■ What you are asked to do
Output every line of the data exactly as it appears.

■ Data excerpts
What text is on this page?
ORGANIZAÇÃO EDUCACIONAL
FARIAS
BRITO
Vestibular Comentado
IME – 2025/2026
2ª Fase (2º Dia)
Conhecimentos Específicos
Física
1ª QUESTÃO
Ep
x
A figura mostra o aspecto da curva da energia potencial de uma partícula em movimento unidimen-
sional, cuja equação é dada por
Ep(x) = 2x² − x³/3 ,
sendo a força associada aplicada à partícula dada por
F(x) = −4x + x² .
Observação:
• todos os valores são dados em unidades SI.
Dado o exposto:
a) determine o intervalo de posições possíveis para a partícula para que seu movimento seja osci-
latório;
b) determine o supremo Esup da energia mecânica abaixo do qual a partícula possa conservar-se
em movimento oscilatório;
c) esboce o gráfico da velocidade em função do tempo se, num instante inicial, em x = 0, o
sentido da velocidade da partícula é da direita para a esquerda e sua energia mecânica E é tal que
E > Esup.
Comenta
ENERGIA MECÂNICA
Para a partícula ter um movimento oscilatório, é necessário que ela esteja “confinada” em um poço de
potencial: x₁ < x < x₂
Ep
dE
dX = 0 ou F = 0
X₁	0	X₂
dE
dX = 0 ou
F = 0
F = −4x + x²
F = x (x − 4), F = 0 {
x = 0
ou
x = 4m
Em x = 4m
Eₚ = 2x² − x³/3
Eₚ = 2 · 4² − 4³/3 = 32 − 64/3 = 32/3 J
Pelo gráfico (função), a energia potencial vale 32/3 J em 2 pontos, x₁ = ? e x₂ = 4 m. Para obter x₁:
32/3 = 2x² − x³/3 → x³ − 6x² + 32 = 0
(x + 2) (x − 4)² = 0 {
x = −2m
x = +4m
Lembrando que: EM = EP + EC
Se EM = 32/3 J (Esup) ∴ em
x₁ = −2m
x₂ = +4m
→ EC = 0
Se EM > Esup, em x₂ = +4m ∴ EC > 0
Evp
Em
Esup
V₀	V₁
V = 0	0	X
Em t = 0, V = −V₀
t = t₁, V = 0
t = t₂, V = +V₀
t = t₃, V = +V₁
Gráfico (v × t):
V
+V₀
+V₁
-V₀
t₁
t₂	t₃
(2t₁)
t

■ Exercise result
What text is on this page?
ORGANIZAÇÃO EDUCACIONAL
FARIAS
BRITO
Vestibular Comentado
IME – 2025/2026
2ª Fase (2º Dia)
Conhecimentos Específicos
Física
1ª QUESTÃO
Ep
x
A figura mostra o aspecto da curva da energia potencial de uma partícula em movimento unidimen-
sional, cuja equação é dada por
Ep(x) = 2x² − x³/3 ,
sendo a força associada aplicada à partícula dada por
F(x) = −4x + x² .
Observação:
• todos os valores são dados em unidades SI.
Dado o exposto:
a) determine o intervalo de posições possíveis para a partícula para que seu movimento seja osci-
latório;
b) determine o supremo Esup da energia mecânica abaixo do qual a partícula possa conservar-se
em movimento oscilatório;
c) esboce o gráfico da velocidade em função do tempo se, num instante inicial, em x = 0, o
sentido da velocidade da partícula é da direita para a esquerda e sua energia mecânica E é tal que
E > Esup.
Comenta
ENERGIA MECÂNICA
Para a partícula ter um movimento oscilatório, é necessário que ela esteja “confinada” em um poço de
potencial: x₁ < x < x₂
Ep
dE
dX = 0 ou F = 0
X₁	0	X₂
dE
dX = 0 ou
F = 0
F = −4x + x²
F = x (x − 4), F = 0 {
x = 0
ou
x = 4m
Em x = 4m
Eₚ = 2x² − x³/3
Eₚ = 2 · 4² − 4³/3 = 32 − 64/3 = 32/3 J
Pelo gráfico (função), a energia potencial vale 32/3 J em 2 pontos, x₁ = ? e x₂ = 4 m. Para obter x₁:
32/3 = 2x² − x³/3 → x³ − 6x² + 32 = 0
(x + 2) (x − 4)² = 0 {
x = −2m
x = +4m
Lembrando que: EM = EP + EC
Se EM = 32/3 J (Esup) ∴ em
x₁ = −2m
x₂ = +4m
→ EC = 0
Se EM > Esup, em x₂ = +4m ∴ EC > 0
Evp
Em
Esup
V₀	V₁
V = 0	0	X
Em t = 0, V = −V₀
t = t₁, V = 0
t = t₂, V = +V₀
t = t₃, V = +V₁
Gráfico (v × t):
V
+V₀
+V₁
-V₀
t₁
t₂	t₃
(2t₁)
t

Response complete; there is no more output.